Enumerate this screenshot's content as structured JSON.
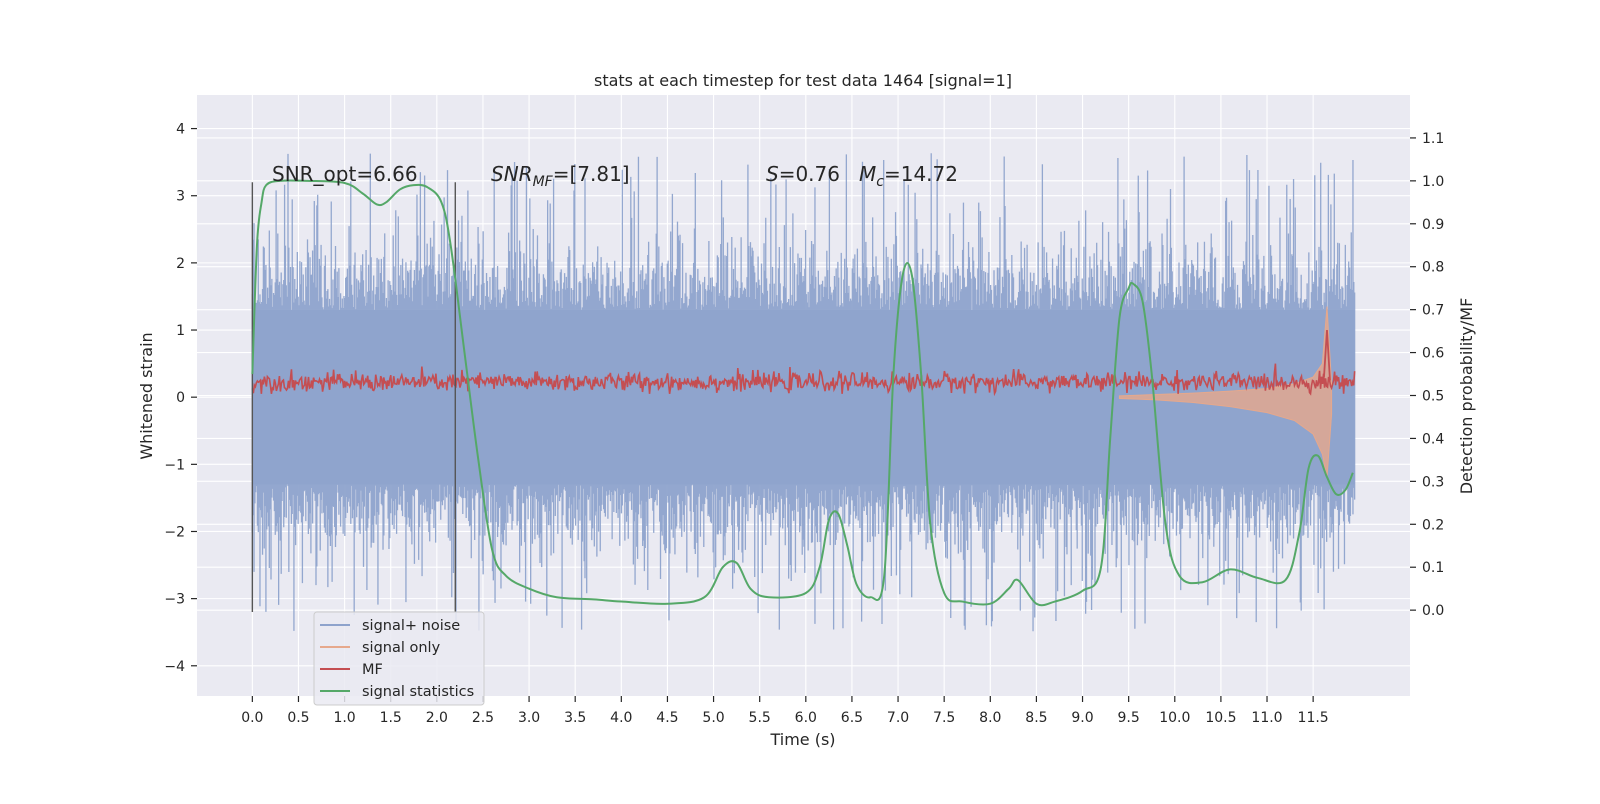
{
  "chart_data": {
    "type": "line",
    "title": "stats at each timestep for test data 1464 [signal=1]",
    "xlabel": "Time (s)",
    "ylabel": "Whitened strain",
    "ylabel_right": "Detection probability/MF",
    "xlim": [
      -0.6,
      12.55
    ],
    "ylim": [
      -4.45,
      4.5
    ],
    "ylim_right": [
      -0.2,
      1.2
    ],
    "x_ticks": [
      0.0,
      0.5,
      1.0,
      1.5,
      2.0,
      2.5,
      3.0,
      3.5,
      4.0,
      4.5,
      5.0,
      5.5,
      6.0,
      6.5,
      7.0,
      7.5,
      8.0,
      8.5,
      9.0,
      9.5,
      10.0,
      10.5,
      11.0,
      11.5
    ],
    "x_tick_labels": [
      "0.0",
      "0.5",
      "1.0",
      "1.5",
      "2.0",
      "2.5",
      "3.0",
      "3.5",
      "4.0",
      "4.5",
      "5.0",
      "5.5",
      "6.0",
      "6.5",
      "7.0",
      "7.5",
      "8.0",
      "8.5",
      "9.0",
      "9.5",
      "10.0",
      "10.5",
      "11.0",
      "11.5"
    ],
    "y_ticks": [
      -4,
      -3,
      -2,
      -1,
      0,
      1,
      2,
      3,
      4
    ],
    "y_tick_labels": [
      "−4",
      "−3",
      "−2",
      "−1",
      "0",
      "1",
      "2",
      "3",
      "4"
    ],
    "y_right_ticks": [
      0.0,
      0.1,
      0.2,
      0.3,
      0.4,
      0.5,
      0.6,
      0.7,
      0.8,
      0.9,
      1.0,
      1.1
    ],
    "y_right_tick_labels": [
      "0.0",
      "0.1",
      "0.2",
      "0.3",
      "0.4",
      "0.5",
      "0.6",
      "0.7",
      "0.8",
      "0.9",
      "1.0",
      "1.1"
    ],
    "grid": true,
    "legend_position": "bottom-left",
    "colors": {
      "background": "#eaeaf2",
      "grid": "#ffffff",
      "signal_noise": "#8ea3cc",
      "signal_only": "#e6a88c",
      "mf": "#c44e52",
      "signal_statistics": "#55a868",
      "window_lines": "#555555"
    },
    "annotations": {
      "snr_opt": "SNR_opt=6.66",
      "snr_mf_prefix": "SNR",
      "snr_mf_sub": "MF",
      "snr_mf_value": "=[7.81]",
      "s_symbol": "S",
      "s_value": "=0.76",
      "mc_symbol": "M",
      "mc_sub": "c",
      "mc_value": "=14.72"
    },
    "window_lines_x": [
      0.0,
      2.2
    ],
    "window_lines_y": [
      -3.2,
      3.2
    ],
    "series": [
      {
        "name": "signal+ noise",
        "axis": "left",
        "x_range": [
          0.0,
          11.95
        ],
        "envelope": [
          -2.6,
          2.6
        ],
        "extremes": [
          -4.1,
          4.1
        ],
        "dense_band": [
          -1.3,
          1.3
        ]
      },
      {
        "name": "signal only",
        "axis": "left",
        "x": [
          9.4,
          9.8,
          10.2,
          10.6,
          11.0,
          11.3,
          11.5,
          11.6,
          11.65,
          11.7
        ],
        "upper": [
          0.02,
          0.04,
          0.06,
          0.09,
          0.13,
          0.2,
          0.3,
          0.5,
          1.35,
          0.2
        ],
        "lower": [
          -0.02,
          -0.04,
          -0.08,
          -0.14,
          -0.23,
          -0.35,
          -0.55,
          -0.85,
          -1.2,
          -0.25
        ]
      },
      {
        "name": "MF",
        "axis": "left",
        "x_range": [
          0.0,
          11.95
        ],
        "base_band": [
          0.05,
          0.4
        ],
        "peak": {
          "x": 11.65,
          "y": 1.0
        }
      },
      {
        "name": "signal statistics",
        "axis": "right",
        "x": [
          0.0,
          0.05,
          0.1,
          0.15,
          0.3,
          0.6,
          1.0,
          1.2,
          1.35,
          1.45,
          1.6,
          1.75,
          1.9,
          2.05,
          2.15,
          2.3,
          2.45,
          2.6,
          2.75,
          3.0,
          3.3,
          3.7,
          4.0,
          4.5,
          4.9,
          5.1,
          5.25,
          5.4,
          5.6,
          6.0,
          6.15,
          6.25,
          6.35,
          6.45,
          6.55,
          6.7,
          6.85,
          6.95,
          7.05,
          7.15,
          7.25,
          7.35,
          7.5,
          7.7,
          8.0,
          8.2,
          8.3,
          8.5,
          8.7,
          9.0,
          9.2,
          9.3,
          9.4,
          9.5,
          9.55,
          9.65,
          9.75,
          9.9,
          10.05,
          10.3,
          10.6,
          10.9,
          11.2,
          11.35,
          11.45,
          11.55,
          11.65,
          11.75,
          11.85,
          11.93
        ],
        "y": [
          0.55,
          0.85,
          0.95,
          0.99,
          1.0,
          1.0,
          0.995,
          0.97,
          0.945,
          0.95,
          0.98,
          0.99,
          0.985,
          0.95,
          0.85,
          0.6,
          0.35,
          0.14,
          0.08,
          0.05,
          0.03,
          0.025,
          0.02,
          0.015,
          0.03,
          0.1,
          0.11,
          0.05,
          0.03,
          0.04,
          0.1,
          0.21,
          0.225,
          0.15,
          0.06,
          0.03,
          0.08,
          0.55,
          0.78,
          0.78,
          0.55,
          0.2,
          0.04,
          0.02,
          0.015,
          0.05,
          0.07,
          0.015,
          0.02,
          0.045,
          0.1,
          0.4,
          0.68,
          0.75,
          0.76,
          0.72,
          0.55,
          0.2,
          0.08,
          0.065,
          0.095,
          0.075,
          0.07,
          0.18,
          0.33,
          0.36,
          0.31,
          0.27,
          0.28,
          0.32
        ]
      }
    ]
  }
}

+-------+

Reproduce the records, all of them, word for word; omit the pictures.

Enumerate this screenshot's content as structured JSON.
{
  "chart_data": {
    "type": "line",
    "title": "stats at each timestep for test data 1464 [signal=1]",
    "xlabel": "Time (s)",
    "ylabel": "Whitened strain",
    "ylabel_right": "Detection probability/MF",
    "xlim": [
      -0.6,
      12.55
    ],
    "ylim": [
      -4.45,
      4.5
    ],
    "ylim_right": [
      -0.2,
      1.2
    ],
    "x_ticks": [
      0.0,
      0.5,
      1.0,
      1.5,
      2.0,
      2.5,
      3.0,
      3.5,
      4.0,
      4.5,
      5.0,
      5.5,
      6.0,
      6.5,
      7.0,
      7.5,
      8.0,
      8.5,
      9.0,
      9.5,
      10.0,
      10.5,
      11.0,
      11.5
    ],
    "x_tick_labels": [
      "0.0",
      "0.5",
      "1.0",
      "1.5",
      "2.0",
      "2.5",
      "3.0",
      "3.5",
      "4.0",
      "4.5",
      "5.0",
      "5.5",
      "6.0",
      "6.5",
      "7.0",
      "7.5",
      "8.0",
      "8.5",
      "9.0",
      "9.5",
      "10.0",
      "10.5",
      "11.0",
      "11.5"
    ],
    "y_ticks": [
      -4,
      -3,
      -2,
      -1,
      0,
      1,
      2,
      3,
      4
    ],
    "y_tick_labels": [
      "−4",
      "−3",
      "−2",
      "−1",
      "0",
      "1",
      "2",
      "3",
      "4"
    ],
    "y_right_ticks": [
      0.0,
      0.1,
      0.2,
      0.3,
      0.4,
      0.5,
      0.6,
      0.7,
      0.8,
      0.9,
      1.0,
      1.1
    ],
    "y_right_tick_labels": [
      "0.0",
      "0.1",
      "0.2",
      "0.3",
      "0.4",
      "0.5",
      "0.6",
      "0.7",
      "0.8",
      "0.9",
      "1.0",
      "1.1"
    ],
    "grid": true,
    "legend_position": "bottom-left",
    "colors": {
      "background": "#eaeaf2",
      "grid": "#ffffff",
      "signal_noise": "#8ea3cc",
      "signal_only": "#e6a88c",
      "mf": "#c44e52",
      "signal_statistics": "#55a868",
      "window_lines": "#555555"
    },
    "annotations": {
      "snr_opt": "SNR_opt=6.66",
      "snr_mf_prefix": "SNR",
      "snr_mf_sub": "MF",
      "snr_mf_value": "=[7.81]",
      "s_symbol": "S",
      "s_value": "=0.76",
      "mc_symbol": "M",
      "mc_sub": "c",
      "mc_value": "=14.72"
    },
    "window_lines_x": [
      0.0,
      2.2
    ],
    "window_lines_y": [
      -3.2,
      3.2
    ],
    "series": [
      {
        "name": "signal+ noise",
        "axis": "left",
        "x_range": [
          0.0,
          11.95
        ],
        "envelope": [
          -2.6,
          2.6
        ],
        "extremes": [
          -4.1,
          4.1
        ],
        "dense_band": [
          -1.3,
          1.3
        ]
      },
      {
        "name": "signal only",
        "axis": "left",
        "x": [
          9.4,
          9.8,
          10.2,
          10.6,
          11.0,
          11.3,
          11.5,
          11.6,
          11.65,
          11.7
        ],
        "upper": [
          0.02,
          0.04,
          0.06,
          0.09,
          0.13,
          0.2,
          0.3,
          0.5,
          1.35,
          0.2
        ],
        "lower": [
          -0.02,
          -0.04,
          -0.08,
          -0.14,
          -0.23,
          -0.35,
          -0.55,
          -0.85,
          -1.2,
          -0.25
        ]
      },
      {
        "name": "MF",
        "axis": "left",
        "x_range": [
          0.0,
          11.95
        ],
        "base_band": [
          0.05,
          0.4
        ],
        "peak": {
          "x": 11.65,
          "y": 1.0
        }
      },
      {
        "name": "signal statistics",
        "axis": "right",
        "x": [
          0.0,
          0.05,
          0.1,
          0.15,
          0.3,
          0.6,
          1.0,
          1.2,
          1.35,
          1.45,
          1.6,
          1.75,
          1.9,
          2.05,
          2.15,
          2.3,
          2.45,
          2.6,
          2.75,
          3.0,
          3.3,
          3.7,
          4.0,
          4.5,
          4.9,
          5.1,
          5.25,
          5.4,
          5.6,
          6.0,
          6.15,
          6.25,
          6.35,
          6.45,
          6.55,
          6.7,
          6.85,
          6.95,
          7.05,
          7.15,
          7.25,
          7.35,
          7.5,
          7.7,
          8.0,
          8.2,
          8.3,
          8.5,
          8.7,
          9.0,
          9.2,
          9.3,
          9.4,
          9.5,
          9.55,
          9.65,
          9.75,
          9.9,
          10.05,
          10.3,
          10.6,
          10.9,
          11.2,
          11.35,
          11.45,
          11.55,
          11.65,
          11.75,
          11.85,
          11.93
        ],
        "y": [
          0.55,
          0.85,
          0.95,
          0.99,
          1.0,
          1.0,
          0.995,
          0.97,
          0.945,
          0.95,
          0.98,
          0.99,
          0.985,
          0.95,
          0.85,
          0.6,
          0.35,
          0.14,
          0.08,
          0.05,
          0.03,
          0.025,
          0.02,
          0.015,
          0.03,
          0.1,
          0.11,
          0.05,
          0.03,
          0.04,
          0.1,
          0.21,
          0.225,
          0.15,
          0.06,
          0.03,
          0.08,
          0.55,
          0.78,
          0.78,
          0.55,
          0.2,
          0.04,
          0.02,
          0.015,
          0.05,
          0.07,
          0.015,
          0.02,
          0.045,
          0.1,
          0.4,
          0.68,
          0.75,
          0.76,
          0.72,
          0.55,
          0.2,
          0.08,
          0.065,
          0.095,
          0.075,
          0.07,
          0.18,
          0.33,
          0.36,
          0.31,
          0.27,
          0.28,
          0.32
        ]
      }
    ]
  }
}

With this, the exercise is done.